— START EXERCISE DATA —
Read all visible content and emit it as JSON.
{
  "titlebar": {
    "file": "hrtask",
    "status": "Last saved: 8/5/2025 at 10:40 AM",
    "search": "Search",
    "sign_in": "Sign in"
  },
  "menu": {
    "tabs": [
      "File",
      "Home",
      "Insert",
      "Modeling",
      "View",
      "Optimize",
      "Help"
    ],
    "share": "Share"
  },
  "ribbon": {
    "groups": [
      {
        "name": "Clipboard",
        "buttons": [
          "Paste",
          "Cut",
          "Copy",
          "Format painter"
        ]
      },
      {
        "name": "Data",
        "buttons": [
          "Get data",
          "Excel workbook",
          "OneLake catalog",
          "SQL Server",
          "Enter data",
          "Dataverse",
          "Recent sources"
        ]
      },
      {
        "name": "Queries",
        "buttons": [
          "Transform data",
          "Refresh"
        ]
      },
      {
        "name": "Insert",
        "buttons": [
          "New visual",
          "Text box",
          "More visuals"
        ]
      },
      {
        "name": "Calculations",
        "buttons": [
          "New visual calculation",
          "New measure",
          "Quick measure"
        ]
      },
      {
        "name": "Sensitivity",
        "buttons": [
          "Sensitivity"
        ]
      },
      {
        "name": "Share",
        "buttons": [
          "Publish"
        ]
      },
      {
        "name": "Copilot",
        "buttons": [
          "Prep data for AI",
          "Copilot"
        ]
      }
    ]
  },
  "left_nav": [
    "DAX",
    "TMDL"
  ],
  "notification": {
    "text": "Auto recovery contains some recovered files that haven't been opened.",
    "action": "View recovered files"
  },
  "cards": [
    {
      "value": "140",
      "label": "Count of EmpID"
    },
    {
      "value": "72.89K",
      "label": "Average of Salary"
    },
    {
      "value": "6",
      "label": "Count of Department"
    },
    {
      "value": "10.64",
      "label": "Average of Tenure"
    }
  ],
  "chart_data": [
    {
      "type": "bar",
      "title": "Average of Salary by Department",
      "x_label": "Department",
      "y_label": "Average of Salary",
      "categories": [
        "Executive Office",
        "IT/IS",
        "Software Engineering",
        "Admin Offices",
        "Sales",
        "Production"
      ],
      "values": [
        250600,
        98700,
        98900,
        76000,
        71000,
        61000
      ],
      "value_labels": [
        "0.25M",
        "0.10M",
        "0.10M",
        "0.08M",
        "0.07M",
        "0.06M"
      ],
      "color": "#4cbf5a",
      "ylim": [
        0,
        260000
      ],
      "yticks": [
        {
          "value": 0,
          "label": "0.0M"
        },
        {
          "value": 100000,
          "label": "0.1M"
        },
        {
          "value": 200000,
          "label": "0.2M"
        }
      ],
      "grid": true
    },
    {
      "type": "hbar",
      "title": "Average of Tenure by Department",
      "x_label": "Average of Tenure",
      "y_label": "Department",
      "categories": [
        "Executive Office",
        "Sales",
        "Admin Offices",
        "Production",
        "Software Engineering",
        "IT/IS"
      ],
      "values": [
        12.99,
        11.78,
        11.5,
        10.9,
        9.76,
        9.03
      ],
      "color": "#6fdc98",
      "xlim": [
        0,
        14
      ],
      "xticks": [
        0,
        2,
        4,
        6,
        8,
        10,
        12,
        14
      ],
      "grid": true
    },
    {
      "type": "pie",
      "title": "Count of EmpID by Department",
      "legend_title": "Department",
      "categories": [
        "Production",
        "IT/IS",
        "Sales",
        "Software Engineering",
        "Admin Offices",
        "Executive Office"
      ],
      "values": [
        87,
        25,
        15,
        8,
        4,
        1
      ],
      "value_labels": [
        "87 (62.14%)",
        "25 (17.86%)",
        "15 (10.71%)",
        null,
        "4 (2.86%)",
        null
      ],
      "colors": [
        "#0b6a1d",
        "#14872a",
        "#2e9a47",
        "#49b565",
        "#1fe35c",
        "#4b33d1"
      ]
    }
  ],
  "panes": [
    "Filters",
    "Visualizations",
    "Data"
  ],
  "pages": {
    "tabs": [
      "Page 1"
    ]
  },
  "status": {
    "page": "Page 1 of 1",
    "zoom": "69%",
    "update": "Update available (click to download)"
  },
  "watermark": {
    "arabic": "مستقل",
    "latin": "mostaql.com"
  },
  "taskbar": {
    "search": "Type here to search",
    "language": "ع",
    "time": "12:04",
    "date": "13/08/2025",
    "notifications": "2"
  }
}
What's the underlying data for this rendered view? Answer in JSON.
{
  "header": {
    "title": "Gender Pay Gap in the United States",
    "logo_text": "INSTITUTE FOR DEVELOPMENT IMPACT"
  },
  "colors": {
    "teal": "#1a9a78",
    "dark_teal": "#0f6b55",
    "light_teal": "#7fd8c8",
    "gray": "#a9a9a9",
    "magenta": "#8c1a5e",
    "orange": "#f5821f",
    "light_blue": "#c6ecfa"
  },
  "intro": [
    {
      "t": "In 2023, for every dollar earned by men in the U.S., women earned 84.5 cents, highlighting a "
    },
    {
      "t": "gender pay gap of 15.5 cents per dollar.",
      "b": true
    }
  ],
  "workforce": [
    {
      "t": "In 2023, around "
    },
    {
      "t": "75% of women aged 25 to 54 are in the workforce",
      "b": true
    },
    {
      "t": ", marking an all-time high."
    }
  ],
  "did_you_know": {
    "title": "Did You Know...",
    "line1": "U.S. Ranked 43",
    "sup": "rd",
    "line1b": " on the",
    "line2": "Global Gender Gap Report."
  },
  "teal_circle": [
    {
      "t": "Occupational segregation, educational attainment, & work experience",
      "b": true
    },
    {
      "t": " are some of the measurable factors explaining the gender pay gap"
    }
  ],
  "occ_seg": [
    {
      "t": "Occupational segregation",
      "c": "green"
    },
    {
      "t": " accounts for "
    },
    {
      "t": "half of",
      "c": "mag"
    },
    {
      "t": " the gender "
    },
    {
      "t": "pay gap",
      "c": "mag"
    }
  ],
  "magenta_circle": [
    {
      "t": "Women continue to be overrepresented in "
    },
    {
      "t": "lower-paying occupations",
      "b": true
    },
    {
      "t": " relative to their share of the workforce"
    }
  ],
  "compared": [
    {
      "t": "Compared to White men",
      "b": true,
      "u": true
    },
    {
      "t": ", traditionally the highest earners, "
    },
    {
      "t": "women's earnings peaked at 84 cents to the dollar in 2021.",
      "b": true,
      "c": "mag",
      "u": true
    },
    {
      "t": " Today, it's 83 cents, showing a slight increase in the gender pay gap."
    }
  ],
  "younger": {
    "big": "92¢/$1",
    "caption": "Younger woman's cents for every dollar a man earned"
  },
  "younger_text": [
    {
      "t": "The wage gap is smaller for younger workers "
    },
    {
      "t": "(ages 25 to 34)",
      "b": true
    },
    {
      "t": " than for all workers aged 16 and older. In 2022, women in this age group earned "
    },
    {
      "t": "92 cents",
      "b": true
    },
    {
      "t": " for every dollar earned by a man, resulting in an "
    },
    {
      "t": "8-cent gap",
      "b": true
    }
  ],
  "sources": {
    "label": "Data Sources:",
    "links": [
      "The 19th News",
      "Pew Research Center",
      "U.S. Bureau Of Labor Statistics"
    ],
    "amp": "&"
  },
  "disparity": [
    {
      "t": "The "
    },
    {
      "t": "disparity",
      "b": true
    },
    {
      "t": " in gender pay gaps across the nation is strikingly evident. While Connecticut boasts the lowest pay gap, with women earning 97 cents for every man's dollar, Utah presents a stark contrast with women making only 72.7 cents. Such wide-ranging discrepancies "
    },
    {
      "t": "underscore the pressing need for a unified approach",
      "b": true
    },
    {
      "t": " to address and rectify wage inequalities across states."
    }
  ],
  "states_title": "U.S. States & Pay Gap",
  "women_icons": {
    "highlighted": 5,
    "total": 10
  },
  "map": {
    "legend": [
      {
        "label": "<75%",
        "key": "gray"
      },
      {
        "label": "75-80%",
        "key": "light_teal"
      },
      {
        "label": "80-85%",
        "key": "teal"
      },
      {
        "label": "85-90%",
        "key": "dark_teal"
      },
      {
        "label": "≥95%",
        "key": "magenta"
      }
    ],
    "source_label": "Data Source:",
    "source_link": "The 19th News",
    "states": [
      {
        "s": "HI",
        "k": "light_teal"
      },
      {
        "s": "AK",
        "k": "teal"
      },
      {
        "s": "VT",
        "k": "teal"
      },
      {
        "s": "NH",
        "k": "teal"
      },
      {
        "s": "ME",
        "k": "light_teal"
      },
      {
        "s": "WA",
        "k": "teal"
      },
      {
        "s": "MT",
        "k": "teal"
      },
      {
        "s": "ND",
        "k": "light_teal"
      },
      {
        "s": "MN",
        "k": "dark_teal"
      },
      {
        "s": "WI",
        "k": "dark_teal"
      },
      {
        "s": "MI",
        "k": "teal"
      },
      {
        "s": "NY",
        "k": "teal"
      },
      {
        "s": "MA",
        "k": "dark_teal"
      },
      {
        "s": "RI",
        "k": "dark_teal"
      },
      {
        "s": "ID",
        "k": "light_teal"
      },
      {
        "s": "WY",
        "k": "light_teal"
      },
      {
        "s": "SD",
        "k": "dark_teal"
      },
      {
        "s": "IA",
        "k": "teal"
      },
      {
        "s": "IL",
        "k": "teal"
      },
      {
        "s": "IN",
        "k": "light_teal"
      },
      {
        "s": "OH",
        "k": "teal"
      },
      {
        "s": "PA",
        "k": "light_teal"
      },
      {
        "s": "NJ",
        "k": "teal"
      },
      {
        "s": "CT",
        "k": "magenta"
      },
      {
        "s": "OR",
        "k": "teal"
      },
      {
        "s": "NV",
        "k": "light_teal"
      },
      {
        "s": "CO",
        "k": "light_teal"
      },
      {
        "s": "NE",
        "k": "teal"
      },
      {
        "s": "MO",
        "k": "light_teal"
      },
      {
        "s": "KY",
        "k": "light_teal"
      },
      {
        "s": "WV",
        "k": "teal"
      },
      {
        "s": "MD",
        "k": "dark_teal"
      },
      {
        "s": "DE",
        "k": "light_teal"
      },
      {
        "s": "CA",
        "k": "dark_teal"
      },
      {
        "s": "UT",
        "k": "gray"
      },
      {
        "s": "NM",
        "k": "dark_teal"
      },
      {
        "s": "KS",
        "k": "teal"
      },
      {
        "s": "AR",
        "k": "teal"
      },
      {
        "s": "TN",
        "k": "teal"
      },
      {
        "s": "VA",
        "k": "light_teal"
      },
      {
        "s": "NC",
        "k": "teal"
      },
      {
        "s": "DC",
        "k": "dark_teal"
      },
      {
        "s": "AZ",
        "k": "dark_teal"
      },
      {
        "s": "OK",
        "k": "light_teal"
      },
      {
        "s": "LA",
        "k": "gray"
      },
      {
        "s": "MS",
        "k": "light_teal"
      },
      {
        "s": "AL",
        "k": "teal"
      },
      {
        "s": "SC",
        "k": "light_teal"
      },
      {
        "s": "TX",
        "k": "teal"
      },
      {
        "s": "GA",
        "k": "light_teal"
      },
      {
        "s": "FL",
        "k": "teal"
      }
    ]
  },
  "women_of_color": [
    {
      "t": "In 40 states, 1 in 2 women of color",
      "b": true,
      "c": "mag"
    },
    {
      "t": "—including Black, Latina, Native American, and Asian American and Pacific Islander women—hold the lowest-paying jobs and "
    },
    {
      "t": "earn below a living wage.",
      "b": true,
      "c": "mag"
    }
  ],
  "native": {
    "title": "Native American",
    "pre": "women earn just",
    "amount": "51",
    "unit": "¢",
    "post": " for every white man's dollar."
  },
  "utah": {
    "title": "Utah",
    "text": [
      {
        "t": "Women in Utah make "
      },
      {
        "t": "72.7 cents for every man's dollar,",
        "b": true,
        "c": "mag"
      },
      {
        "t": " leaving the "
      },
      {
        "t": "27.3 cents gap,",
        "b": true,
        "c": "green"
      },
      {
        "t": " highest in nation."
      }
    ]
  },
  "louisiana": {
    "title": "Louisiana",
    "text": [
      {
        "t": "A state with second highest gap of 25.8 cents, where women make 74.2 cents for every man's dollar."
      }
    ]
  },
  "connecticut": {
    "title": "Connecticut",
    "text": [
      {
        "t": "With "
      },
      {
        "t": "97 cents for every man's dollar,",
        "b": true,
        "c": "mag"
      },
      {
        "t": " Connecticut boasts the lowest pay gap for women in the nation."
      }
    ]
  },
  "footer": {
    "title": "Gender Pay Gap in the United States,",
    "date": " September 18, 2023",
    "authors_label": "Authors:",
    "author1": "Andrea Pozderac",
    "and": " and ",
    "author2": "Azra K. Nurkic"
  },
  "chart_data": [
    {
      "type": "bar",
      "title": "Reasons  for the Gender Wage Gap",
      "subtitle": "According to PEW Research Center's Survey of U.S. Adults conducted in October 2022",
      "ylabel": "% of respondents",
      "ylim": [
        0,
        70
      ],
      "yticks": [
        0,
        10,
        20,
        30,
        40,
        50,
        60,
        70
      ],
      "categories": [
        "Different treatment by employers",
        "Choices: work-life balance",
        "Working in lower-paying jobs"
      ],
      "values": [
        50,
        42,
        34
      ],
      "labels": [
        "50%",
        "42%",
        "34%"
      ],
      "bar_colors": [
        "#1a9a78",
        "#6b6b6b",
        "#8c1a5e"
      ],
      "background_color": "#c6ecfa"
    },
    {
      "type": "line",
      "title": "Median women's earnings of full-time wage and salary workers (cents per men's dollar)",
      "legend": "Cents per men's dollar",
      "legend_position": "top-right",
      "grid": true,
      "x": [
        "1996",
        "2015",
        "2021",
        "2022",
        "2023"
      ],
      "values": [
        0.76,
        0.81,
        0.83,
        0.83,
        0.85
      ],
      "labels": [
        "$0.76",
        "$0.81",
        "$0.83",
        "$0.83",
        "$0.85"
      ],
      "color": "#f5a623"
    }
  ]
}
— END EXERCISE DATA —
WORK TO BE COMPLETED
Scan the lines for the string "across". Pick out every line that has it.

PROBLEM SOLUTION
      "t": " in gender pay gaps across the nation is strikingly evident. While Connecticut boasts the lowest pay gap, with women earning 97 cents for every man's dollar, Utah presents a stark contrast with women making only 72.7 cents. Such wide-ranging discrepancies "
      "t": " to address and rectify wage inequalities across states."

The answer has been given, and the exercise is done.